== Exercise aim ==
Reproduce the listing below word for word, everything from its first line down to and including the line that contains "holiday-item: Apr 13Passover".

+ + + +

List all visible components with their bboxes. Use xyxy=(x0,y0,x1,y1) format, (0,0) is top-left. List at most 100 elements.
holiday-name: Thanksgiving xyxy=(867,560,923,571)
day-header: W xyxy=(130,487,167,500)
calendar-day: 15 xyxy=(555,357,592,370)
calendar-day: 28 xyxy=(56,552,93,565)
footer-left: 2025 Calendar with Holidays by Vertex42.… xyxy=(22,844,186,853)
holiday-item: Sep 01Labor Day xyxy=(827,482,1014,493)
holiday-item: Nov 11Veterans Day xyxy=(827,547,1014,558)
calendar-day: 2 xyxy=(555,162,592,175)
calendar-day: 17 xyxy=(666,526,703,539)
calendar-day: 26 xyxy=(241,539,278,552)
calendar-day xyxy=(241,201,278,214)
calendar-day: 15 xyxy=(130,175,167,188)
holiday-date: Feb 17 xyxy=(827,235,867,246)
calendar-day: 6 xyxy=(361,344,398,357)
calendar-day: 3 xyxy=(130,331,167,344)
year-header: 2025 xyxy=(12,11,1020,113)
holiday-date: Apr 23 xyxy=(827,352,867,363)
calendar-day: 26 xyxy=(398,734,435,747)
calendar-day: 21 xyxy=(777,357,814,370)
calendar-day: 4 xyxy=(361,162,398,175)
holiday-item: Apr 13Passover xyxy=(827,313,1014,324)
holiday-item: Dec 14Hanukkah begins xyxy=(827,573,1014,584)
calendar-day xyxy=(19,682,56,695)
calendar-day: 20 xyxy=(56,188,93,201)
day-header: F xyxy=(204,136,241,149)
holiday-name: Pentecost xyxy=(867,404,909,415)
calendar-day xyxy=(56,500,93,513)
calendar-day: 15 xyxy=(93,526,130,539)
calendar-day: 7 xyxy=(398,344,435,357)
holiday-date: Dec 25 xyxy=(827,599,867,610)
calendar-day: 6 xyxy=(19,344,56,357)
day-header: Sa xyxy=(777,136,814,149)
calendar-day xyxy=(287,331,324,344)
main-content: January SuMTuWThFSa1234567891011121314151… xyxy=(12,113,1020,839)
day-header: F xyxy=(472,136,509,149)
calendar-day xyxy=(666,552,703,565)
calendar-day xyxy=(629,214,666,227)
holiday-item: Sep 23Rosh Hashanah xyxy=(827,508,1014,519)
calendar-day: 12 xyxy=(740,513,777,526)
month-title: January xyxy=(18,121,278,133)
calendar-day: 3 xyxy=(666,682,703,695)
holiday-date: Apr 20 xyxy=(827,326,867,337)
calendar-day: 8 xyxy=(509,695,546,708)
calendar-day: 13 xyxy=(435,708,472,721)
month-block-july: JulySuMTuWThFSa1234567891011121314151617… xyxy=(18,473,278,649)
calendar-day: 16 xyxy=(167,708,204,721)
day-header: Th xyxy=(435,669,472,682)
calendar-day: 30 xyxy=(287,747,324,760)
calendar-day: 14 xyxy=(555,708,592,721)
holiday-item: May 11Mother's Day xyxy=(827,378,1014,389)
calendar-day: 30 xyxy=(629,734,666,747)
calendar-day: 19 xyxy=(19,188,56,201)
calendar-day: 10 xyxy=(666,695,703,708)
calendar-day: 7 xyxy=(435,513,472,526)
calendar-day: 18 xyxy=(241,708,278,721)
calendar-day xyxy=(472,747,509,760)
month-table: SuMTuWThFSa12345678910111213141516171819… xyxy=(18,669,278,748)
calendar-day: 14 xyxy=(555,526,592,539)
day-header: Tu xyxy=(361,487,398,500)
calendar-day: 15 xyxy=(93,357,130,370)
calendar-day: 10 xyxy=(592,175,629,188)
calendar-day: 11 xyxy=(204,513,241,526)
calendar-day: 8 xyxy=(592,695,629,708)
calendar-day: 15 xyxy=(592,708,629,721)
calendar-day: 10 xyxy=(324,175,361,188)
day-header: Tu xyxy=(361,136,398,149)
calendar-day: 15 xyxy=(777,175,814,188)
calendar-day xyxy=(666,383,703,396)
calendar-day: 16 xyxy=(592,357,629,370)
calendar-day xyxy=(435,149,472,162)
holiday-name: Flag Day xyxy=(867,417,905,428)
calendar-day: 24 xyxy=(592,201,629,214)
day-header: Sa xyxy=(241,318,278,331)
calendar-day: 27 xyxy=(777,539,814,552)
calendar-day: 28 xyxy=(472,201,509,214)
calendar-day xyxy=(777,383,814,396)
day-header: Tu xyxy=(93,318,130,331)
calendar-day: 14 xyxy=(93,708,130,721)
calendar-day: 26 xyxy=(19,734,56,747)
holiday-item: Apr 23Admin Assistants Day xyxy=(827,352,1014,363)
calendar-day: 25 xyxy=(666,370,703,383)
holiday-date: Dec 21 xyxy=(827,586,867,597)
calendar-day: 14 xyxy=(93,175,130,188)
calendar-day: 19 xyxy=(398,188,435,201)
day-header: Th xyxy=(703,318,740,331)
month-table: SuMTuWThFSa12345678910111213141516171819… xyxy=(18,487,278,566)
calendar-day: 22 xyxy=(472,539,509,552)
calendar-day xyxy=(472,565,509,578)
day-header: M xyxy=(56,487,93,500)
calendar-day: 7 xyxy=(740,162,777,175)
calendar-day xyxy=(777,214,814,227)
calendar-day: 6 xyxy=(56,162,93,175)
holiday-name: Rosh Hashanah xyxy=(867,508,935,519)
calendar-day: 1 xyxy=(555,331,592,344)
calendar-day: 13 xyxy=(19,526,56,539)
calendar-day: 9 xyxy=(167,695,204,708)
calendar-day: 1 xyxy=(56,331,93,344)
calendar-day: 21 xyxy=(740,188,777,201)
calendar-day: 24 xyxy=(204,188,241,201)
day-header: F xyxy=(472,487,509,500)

+ + + +

== Exercise response ==
List all visible components with their bboxes. Use xyxy=(x0,y0,x1,y1) format, (0,0) is top-left. List at most 100 elements.
holiday-name: Thanksgiving xyxy=(867,560,923,571)
day-header: W xyxy=(130,487,167,500)
calendar-day: 15 xyxy=(555,357,592,370)
calendar-day: 28 xyxy=(56,552,93,565)
footer-left: 2025 Calendar with Holidays by Vertex42.… xyxy=(22,844,186,853)
holiday-item: Sep 01Labor Day xyxy=(827,482,1014,493)
holiday-item: Nov 11Veterans Day xyxy=(827,547,1014,558)
calendar-day: 2 xyxy=(555,162,592,175)
calendar-day: 17 xyxy=(666,526,703,539)
calendar-day: 26 xyxy=(241,539,278,552)
calendar-day xyxy=(241,201,278,214)
calendar-day: 15 xyxy=(130,175,167,188)
holiday-date: Feb 17 xyxy=(827,235,867,246)
calendar-day: 6 xyxy=(361,344,398,357)
calendar-day: 3 xyxy=(130,331,167,344)
year-header: 2025 xyxy=(12,11,1020,113)
holiday-date: Apr 23 xyxy=(827,352,867,363)
calendar-day: 26 xyxy=(398,734,435,747)
calendar-day: 21 xyxy=(777,357,814,370)
calendar-day: 4 xyxy=(361,162,398,175)
holiday-item: Apr 13Passover xyxy=(827,313,1014,324)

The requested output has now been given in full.